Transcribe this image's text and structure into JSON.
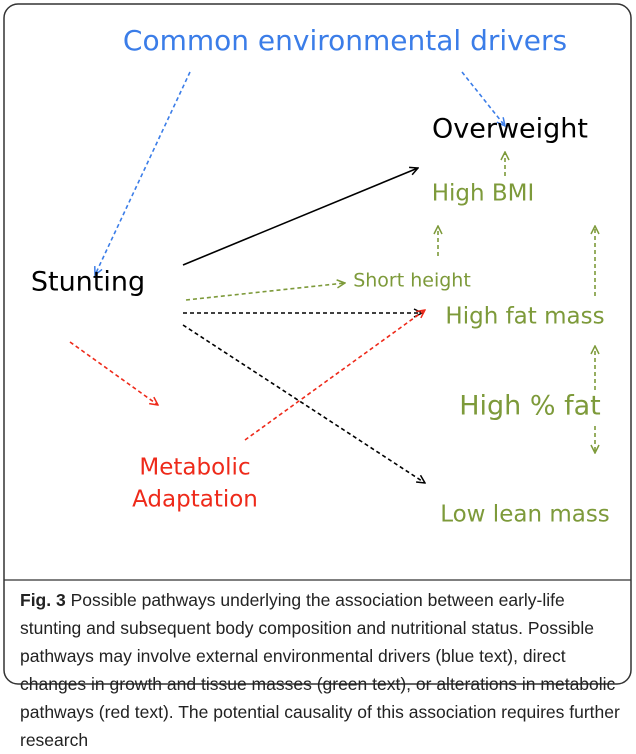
{
  "figure": {
    "nodes": {
      "drivers": "Common environmental drivers",
      "overweight": "Overweight",
      "high_bmi": "High BMI",
      "short_height": "Short height",
      "stunting": "Stunting",
      "high_fat_mass": "High fat mass",
      "high_pct_fat": "High % fat",
      "metabolic_1": "Metabolic",
      "metabolic_2": "Adaptation",
      "low_lean_mass": "Low lean mass"
    },
    "caption": {
      "label": "Fig. 3",
      "text": "Possible pathways underlying the association between early-life stunting and subsequent body composition and nutritional status. Possible pathways may involve external environmental drivers (blue text), direct changes in growth and tissue masses (green text), or alterations in metabolic pathways (red text). The potential causality of this association requires further research"
    }
  }
}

TASK BRIEF ->
Every line of the material is to be quoted exactly, with no pictures carried over.

TASK RESULT ->
Transcribe this image's text and structure into JSON.
{
  "figure": {
    "nodes": {
      "drivers": "Common environmental drivers",
      "overweight": "Overweight",
      "high_bmi": "High BMI",
      "short_height": "Short height",
      "stunting": "Stunting",
      "high_fat_mass": "High fat mass",
      "high_pct_fat": "High % fat",
      "metabolic_1": "Metabolic",
      "metabolic_2": "Adaptation",
      "low_lean_mass": "Low lean mass"
    },
    "caption": {
      "label": "Fig. 3",
      "text": "Possible pathways underlying the association between early-life stunting and subsequent body composition and nutritional status. Possible pathways may involve external environmental drivers (blue text), direct changes in growth and tissue masses (green text), or alterations in metabolic pathways (red text). The potential causality of this association requires further research"
    }
  }
}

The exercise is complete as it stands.